Filter out everything except lines holding "Properties".

------

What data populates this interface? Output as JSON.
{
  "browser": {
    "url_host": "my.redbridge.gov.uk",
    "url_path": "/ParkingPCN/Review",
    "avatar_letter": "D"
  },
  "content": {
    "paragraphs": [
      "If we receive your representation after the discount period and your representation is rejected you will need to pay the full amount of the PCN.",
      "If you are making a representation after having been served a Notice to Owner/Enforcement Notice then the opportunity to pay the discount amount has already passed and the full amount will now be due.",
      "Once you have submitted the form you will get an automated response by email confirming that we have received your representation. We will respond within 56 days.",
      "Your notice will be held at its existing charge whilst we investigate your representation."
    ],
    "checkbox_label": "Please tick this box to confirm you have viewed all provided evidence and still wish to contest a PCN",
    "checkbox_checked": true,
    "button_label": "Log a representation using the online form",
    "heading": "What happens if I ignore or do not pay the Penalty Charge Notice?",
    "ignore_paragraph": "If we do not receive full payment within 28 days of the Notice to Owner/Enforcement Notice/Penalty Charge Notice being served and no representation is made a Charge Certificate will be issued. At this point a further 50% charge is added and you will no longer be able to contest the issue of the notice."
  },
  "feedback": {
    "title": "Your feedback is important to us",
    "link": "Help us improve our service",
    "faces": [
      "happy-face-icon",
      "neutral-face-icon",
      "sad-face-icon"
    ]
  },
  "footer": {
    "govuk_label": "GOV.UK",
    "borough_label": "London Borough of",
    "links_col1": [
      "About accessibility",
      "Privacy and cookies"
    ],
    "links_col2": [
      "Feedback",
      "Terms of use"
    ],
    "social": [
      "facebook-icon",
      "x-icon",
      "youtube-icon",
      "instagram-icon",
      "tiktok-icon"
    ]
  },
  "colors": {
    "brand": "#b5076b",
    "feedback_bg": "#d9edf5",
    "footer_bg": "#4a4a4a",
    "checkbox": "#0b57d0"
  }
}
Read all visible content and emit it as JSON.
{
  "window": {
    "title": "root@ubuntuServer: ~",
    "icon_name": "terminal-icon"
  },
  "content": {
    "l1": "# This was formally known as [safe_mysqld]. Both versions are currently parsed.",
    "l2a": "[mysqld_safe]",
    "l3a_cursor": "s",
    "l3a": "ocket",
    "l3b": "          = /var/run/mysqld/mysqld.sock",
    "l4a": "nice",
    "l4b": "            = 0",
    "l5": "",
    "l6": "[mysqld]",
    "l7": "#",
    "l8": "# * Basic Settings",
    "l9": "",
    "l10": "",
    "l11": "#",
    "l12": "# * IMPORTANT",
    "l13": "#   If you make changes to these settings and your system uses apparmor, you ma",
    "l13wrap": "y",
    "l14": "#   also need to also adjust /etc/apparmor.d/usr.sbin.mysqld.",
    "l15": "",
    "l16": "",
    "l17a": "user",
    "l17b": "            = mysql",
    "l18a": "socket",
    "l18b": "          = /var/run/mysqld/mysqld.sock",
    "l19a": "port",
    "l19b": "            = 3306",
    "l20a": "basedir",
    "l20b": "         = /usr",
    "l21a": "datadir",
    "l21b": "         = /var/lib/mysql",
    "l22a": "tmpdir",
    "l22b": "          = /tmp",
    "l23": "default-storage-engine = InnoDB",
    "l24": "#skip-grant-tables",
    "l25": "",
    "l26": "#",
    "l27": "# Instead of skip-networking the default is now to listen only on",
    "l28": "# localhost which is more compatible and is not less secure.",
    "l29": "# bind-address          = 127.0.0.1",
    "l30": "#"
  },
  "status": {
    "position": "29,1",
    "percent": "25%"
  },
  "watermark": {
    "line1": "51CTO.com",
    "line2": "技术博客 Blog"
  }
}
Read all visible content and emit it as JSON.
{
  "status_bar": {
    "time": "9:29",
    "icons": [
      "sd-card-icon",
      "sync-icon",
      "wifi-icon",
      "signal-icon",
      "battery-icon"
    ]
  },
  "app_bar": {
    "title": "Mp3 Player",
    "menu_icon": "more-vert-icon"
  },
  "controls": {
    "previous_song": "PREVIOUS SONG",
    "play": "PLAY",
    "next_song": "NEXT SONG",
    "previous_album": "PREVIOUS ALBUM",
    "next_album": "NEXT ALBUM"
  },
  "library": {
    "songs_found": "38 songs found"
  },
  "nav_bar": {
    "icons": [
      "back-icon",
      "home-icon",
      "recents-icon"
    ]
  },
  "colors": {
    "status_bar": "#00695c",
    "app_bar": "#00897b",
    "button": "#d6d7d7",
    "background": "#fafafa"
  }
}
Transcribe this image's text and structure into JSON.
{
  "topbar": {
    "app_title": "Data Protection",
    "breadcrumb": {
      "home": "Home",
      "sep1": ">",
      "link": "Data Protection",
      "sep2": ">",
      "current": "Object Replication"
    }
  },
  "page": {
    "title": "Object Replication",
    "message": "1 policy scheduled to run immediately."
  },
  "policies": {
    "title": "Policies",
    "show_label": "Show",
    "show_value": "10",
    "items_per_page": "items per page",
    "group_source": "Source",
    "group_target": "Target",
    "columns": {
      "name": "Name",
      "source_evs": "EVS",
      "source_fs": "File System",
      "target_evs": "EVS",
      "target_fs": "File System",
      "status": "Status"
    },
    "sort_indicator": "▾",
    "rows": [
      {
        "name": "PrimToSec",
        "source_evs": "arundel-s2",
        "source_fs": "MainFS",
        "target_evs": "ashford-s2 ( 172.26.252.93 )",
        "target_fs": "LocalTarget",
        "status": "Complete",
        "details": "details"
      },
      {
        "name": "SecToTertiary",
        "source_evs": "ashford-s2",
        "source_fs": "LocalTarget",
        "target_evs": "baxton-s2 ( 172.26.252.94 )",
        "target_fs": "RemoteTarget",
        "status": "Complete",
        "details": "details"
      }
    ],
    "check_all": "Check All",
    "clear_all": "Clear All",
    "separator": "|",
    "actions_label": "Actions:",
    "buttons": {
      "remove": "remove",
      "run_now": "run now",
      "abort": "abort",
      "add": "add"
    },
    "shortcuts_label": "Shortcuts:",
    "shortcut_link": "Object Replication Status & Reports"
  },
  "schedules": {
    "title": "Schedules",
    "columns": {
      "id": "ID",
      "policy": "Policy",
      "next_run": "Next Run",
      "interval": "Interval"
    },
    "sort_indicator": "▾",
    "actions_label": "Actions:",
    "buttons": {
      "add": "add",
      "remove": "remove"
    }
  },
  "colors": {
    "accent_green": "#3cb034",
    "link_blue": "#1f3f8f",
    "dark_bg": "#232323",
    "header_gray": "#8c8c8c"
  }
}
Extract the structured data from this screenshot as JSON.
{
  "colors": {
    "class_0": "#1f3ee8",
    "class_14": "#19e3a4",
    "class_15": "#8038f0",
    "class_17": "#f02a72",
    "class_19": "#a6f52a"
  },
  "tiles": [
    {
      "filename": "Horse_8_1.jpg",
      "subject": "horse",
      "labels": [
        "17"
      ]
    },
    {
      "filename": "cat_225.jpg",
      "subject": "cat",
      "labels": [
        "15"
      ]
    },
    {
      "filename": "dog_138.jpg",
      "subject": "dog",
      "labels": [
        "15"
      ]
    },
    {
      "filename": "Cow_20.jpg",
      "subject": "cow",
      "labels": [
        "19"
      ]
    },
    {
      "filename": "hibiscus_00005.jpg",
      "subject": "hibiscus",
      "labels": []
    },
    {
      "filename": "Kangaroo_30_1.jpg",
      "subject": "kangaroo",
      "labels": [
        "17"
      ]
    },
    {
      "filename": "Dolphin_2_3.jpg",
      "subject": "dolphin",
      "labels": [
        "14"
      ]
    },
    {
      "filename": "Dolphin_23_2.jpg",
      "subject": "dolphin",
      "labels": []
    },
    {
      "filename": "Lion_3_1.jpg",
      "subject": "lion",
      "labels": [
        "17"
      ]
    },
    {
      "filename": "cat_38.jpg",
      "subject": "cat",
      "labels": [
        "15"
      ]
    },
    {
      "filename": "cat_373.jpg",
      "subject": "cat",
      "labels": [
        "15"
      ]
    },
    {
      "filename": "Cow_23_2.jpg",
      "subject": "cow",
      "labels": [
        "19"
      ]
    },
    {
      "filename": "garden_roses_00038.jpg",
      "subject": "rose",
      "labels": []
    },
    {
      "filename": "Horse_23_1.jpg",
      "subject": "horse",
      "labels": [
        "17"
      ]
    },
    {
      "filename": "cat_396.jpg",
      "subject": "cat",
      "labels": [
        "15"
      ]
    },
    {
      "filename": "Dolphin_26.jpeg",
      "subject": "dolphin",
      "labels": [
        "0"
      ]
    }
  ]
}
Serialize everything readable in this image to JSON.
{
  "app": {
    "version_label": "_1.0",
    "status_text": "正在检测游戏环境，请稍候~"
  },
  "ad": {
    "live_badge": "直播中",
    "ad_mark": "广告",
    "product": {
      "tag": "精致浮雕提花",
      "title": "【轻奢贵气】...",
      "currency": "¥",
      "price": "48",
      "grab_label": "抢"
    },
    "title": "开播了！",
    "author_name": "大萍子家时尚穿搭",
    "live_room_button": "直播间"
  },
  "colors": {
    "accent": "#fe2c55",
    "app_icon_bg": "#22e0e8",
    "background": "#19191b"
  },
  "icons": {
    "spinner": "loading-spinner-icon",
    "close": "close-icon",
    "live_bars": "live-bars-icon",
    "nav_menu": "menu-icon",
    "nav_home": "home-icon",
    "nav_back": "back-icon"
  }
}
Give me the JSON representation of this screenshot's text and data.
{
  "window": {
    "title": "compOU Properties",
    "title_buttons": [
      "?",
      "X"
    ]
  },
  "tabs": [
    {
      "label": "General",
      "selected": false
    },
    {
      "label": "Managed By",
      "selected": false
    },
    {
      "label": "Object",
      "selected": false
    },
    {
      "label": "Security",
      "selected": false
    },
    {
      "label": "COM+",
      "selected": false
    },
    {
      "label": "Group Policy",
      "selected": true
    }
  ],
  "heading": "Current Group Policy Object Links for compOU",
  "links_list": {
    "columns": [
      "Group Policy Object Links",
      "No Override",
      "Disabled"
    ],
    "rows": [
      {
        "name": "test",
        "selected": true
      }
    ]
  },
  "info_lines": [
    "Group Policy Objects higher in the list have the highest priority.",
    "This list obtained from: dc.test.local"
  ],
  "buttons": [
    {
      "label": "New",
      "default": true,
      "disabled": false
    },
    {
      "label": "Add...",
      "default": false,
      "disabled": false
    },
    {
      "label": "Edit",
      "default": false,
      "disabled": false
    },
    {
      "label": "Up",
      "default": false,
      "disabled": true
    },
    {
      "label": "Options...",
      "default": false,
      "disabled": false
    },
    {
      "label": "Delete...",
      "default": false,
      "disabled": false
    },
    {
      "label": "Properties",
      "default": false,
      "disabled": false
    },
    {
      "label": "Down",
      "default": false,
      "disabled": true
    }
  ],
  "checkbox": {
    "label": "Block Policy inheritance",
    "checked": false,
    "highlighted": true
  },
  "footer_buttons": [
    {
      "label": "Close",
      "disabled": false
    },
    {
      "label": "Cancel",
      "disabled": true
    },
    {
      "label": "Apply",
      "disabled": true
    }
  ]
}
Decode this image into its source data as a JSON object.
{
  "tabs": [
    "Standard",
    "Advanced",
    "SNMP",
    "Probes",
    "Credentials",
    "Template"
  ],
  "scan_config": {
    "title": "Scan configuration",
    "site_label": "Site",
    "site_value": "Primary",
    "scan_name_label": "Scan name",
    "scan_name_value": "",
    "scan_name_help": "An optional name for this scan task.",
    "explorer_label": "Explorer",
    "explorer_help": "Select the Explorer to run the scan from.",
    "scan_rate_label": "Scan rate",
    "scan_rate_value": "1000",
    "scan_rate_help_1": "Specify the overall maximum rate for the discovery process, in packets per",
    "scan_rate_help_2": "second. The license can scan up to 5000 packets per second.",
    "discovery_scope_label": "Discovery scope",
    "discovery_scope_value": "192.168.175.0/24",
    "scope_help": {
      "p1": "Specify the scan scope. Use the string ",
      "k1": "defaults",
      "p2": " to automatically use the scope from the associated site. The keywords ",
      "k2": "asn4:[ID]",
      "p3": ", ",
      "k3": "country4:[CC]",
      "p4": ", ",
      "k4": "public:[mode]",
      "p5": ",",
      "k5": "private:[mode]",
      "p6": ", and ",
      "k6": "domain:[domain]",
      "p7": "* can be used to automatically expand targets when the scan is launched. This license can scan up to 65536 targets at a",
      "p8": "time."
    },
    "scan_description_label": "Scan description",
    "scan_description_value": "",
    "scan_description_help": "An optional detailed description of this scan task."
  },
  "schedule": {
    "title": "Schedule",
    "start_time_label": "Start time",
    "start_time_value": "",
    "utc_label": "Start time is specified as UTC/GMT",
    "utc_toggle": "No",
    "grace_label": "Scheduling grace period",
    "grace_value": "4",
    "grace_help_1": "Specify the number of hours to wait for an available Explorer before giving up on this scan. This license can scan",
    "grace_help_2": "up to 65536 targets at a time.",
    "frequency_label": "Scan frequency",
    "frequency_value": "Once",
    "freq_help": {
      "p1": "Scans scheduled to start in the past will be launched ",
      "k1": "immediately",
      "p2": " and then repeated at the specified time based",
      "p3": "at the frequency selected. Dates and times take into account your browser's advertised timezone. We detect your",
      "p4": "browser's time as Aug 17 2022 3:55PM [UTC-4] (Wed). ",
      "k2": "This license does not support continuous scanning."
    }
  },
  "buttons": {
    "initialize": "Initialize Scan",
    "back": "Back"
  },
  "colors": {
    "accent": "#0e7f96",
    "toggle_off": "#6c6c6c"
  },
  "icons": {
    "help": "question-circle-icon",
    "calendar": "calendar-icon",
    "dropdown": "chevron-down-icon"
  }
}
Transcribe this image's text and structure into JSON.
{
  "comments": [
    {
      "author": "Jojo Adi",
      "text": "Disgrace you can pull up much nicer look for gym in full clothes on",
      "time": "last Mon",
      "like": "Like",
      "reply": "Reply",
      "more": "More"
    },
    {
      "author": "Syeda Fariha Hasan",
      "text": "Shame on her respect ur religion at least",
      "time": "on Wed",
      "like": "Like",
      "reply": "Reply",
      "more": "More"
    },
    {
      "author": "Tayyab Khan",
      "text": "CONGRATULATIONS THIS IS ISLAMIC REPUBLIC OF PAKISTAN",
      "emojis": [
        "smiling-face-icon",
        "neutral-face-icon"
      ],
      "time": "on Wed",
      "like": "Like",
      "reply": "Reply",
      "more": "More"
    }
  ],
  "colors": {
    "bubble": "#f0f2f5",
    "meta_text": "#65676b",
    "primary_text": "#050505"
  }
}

------

- Full solution -
    "title": "compOU Properties",
      "label": "Properties",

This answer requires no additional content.